Exercise directions. Your task is to repeat the entries word for word while leaving out the pictures.
+++++
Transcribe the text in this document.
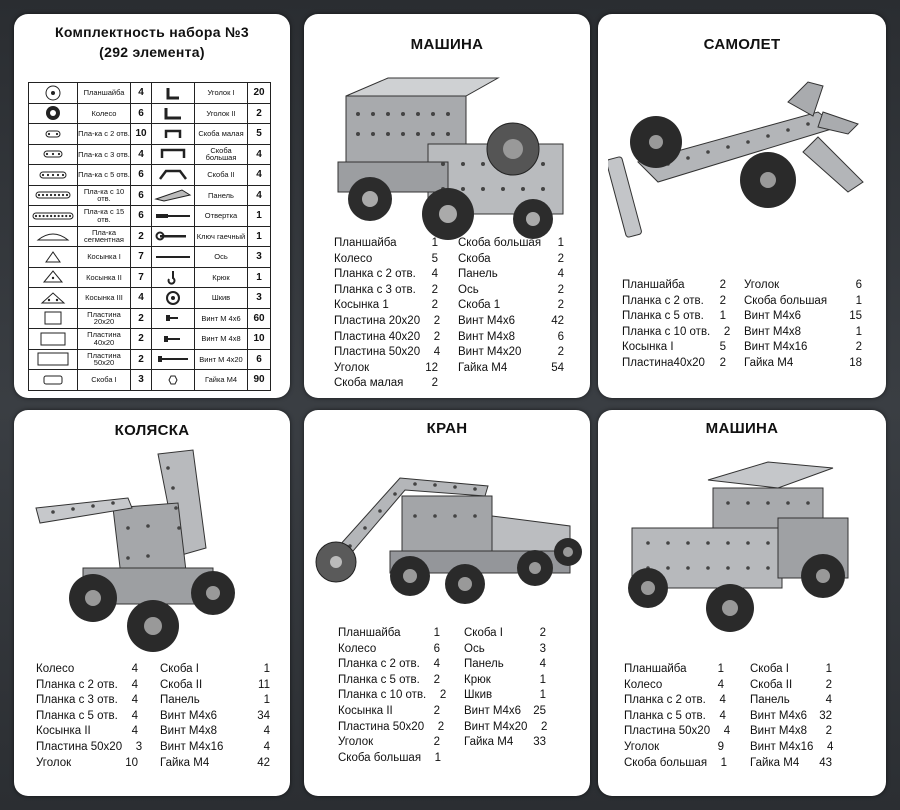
Комплектность набора №3
(292 элемента)
	Планшайба	4		Уголок I	20

	Колесо	6		Уголок II	2

	Пла-ка с 2 отв.	10		Скоба малая	5

	Пла-ка с 3 отв.	4		Скоба большая	4

	Пла-ка с 5 отв.	6		Скоба II	4

	Пла-ка с 10 отв.	6		Панель	4

	Пла-ка с 15 отв.	6		Отвертка	1

	Пла-ка сегментная	2		Ключ гаечный	1

	Косынка I	7		Ось	3

	Косынка II	7		Крюк	1

	Косынка III	4		Шкив	3

	Пластина 20x20	2		Винт М 4x6	60

	Пластина 40x20	2		Винт М 4x8	10

	Пластина 50x20	2		Винт М 4x20	6

	Скоба I	3		Гайка М4	90
МАШИНА
Планшайба	1
Колесо	5
Планка с 2 отв.	4
Планка с 3 отв.	2
Косынка 1	2
Пластина 20x20	2
Пластина 40x20	2
Пластина 50x20	4
Уголок	12
Скоба малая	2
Скоба большая	1
Скоба	2
Панель	4
Ось	2
Скоба 1	2
Винт М4x6	42
Винт М4x8	6
Винт М4x20	2
Гайка М4	54
САМОЛЕТ
Планшайба	2
Планка с 2 отв.	2
Планка с 5 отв.	1
Планка с 10 отв.	2
Косынка I	5
Пластина40x20	2
Уголок	6
Скоба большая	1
Винт М4x6	15
Винт М4x8	1
Винт М4x16	2
Гайка М4	18
КОЛЯСКА
Колесо	4
Планка с 2 отв.	4
Планка с 3 отв.	4
Планка с 5 отв.	4
Косынка II	4
Пластина 50x20	3
Уголок	10
Скоба I	1
Скоба II	11
Панель	1
Винт М4x6	34
Винт М4x8	4
Винт М4x16	4
Гайка М4	42
КРАН
Планшайба	1
Колесо	6
Планка с 2 отв.	4
Планка с 5 отв.	2
Планка с 10 отв.	2
Косынка II	2
Пластина 50x20	2
Уголок	2
Скоба большая	1
Скоба I	2
Ось	3
Панель	4
Крюк	1
Шкив	1
Винт М4x6 25
Винт М4x20	2
Гайка М4 33
МАШИНА
Планшайба	1
Колесо	4
Планка с 2 отв.	4
Планка с 5 отв.	4
Пластина 50x20	4
Уголок	9
Скоба большая	1
Скоба I	1
Скоба II	2
Панель	4
Винт М4x6 32
Винт М4x8	2
Винт М4x16	4
Гайка М4 43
+++++
Response to the exercise.
Transcribe the text in this document.
Комплектность набора №3
(292 элемента)
	Планшайба	4		Уголок I	20

	Колесо	6		Уголок II	2

	Пла-ка с 2 отв.	10		Скоба малая	5

	Пла-ка с 3 отв.	4		Скоба большая	4

	Пла-ка с 5 отв.	6		Скоба II	4

	Пла-ка с 10 отв.	6		Панель	4

	Пла-ка с 15 отв.	6		Отвертка	1

	Пла-ка сегментная	2		Ключ гаечный	1

	Косынка I	7		Ось	3

	Косынка II	7		Крюк	1

	Косынка III	4		Шкив	3

	Пластина 20x20	2		Винт М 4x6	60

	Пластина 40x20	2		Винт М 4x8	10

	Пластина 50x20	2		Винт М 4x20	6

	Скоба I	3		Гайка М4	90
МАШИНА
Планшайба	1
Колесо	5
Планка с 2 отв.	4
Планка с 3 отв.	2
Косынка 1	2
Пластина 20x20	2
Пластина 40x20	2
Пластина 50x20	4
Уголок	12
Скоба малая	2
Скоба большая	1
Скоба	2
Панель	4
Ось	2
Скоба 1	2
Винт М4x6	42
Винт М4x8	6
Винт М4x20	2
Гайка М4	54
САМОЛЕТ
Планшайба	2
Планка с 2 отв.	2
Планка с 5 отв.	1
Планка с 10 отв.	2
Косынка I	5
Пластина40x20	2
Уголок	6
Скоба большая	1
Винт М4x6	15
Винт М4x8	1
Винт М4x16	2
Гайка М4	18
КОЛЯСКА
Колесо	4
Планка с 2 отв.	4
Планка с 3 отв.	4
Планка с 5 отв.	4
Косынка II	4
Пластина 50x20	3
Уголок	10
Скоба I	1
Скоба II	11
Панель	1
Винт М4x6	34
Винт М4x8	4
Винт М4x16	4
Гайка М4	42
КРАН
Планшайба	1
Колесо	6
Планка с 2 отв.	4
Планка с 5 отв.	2
Планка с 10 отв.	2
Косынка II	2
Пластина 50x20	2
Уголок	2
Скоба большая	1
Скоба I	2
Ось	3
Панель	4
Крюк	1
Шкив	1
Винт М4x6 25
Винт М4x20	2
Гайка М4 33
МАШИНА
Планшайба	1
Колесо	4
Планка с 2 отв.	4
Планка с 5 отв.	4
Пластина 50x20	4
Уголок	9
Скоба большая	1
Скоба I	1
Скоба II	2
Панель	4
Винт М4x6 32
Винт М4x8	2
Винт М4x16	4
Гайка М4 43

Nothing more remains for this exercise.